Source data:
▼

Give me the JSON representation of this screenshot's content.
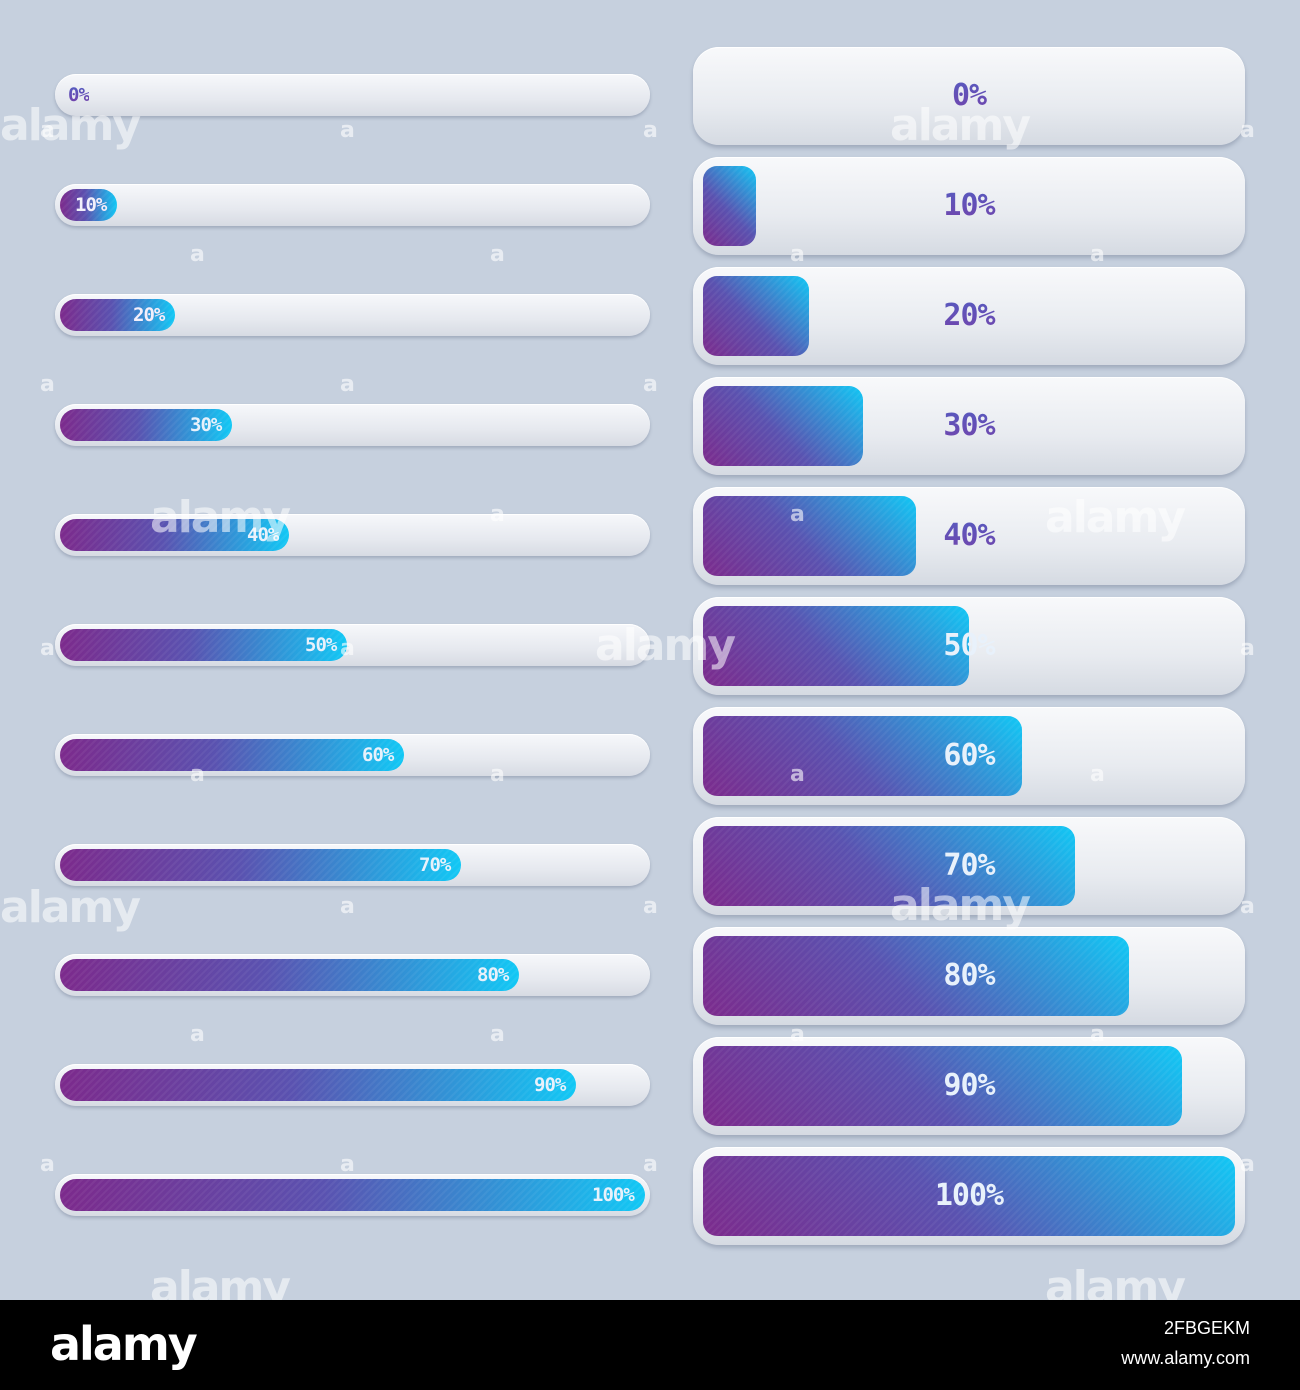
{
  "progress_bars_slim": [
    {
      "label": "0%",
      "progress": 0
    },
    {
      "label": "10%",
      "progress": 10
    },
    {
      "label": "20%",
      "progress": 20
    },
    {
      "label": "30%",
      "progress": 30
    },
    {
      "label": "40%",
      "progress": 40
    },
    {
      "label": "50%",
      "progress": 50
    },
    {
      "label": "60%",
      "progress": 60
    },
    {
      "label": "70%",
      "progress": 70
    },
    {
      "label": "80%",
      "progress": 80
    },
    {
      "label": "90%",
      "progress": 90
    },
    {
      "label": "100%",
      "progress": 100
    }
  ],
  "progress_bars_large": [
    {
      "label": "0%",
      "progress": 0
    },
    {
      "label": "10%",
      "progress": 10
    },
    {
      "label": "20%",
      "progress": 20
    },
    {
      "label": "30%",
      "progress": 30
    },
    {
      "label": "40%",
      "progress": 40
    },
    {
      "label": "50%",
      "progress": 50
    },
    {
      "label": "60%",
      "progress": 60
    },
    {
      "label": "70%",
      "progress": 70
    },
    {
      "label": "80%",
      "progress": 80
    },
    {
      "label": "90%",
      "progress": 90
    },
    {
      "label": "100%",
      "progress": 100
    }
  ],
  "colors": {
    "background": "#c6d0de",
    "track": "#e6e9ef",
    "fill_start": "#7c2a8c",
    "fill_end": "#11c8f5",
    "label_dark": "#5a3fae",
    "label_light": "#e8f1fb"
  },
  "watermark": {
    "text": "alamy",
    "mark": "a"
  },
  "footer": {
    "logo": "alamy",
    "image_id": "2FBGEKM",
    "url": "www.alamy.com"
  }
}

▲

## PROBLEM:
Look for lines containing the string "alamy" and copy them all.

## TASK SOLUTION:
    "text": "alamy",
    "logo": "alamy",
    "url": "www.alamy.com"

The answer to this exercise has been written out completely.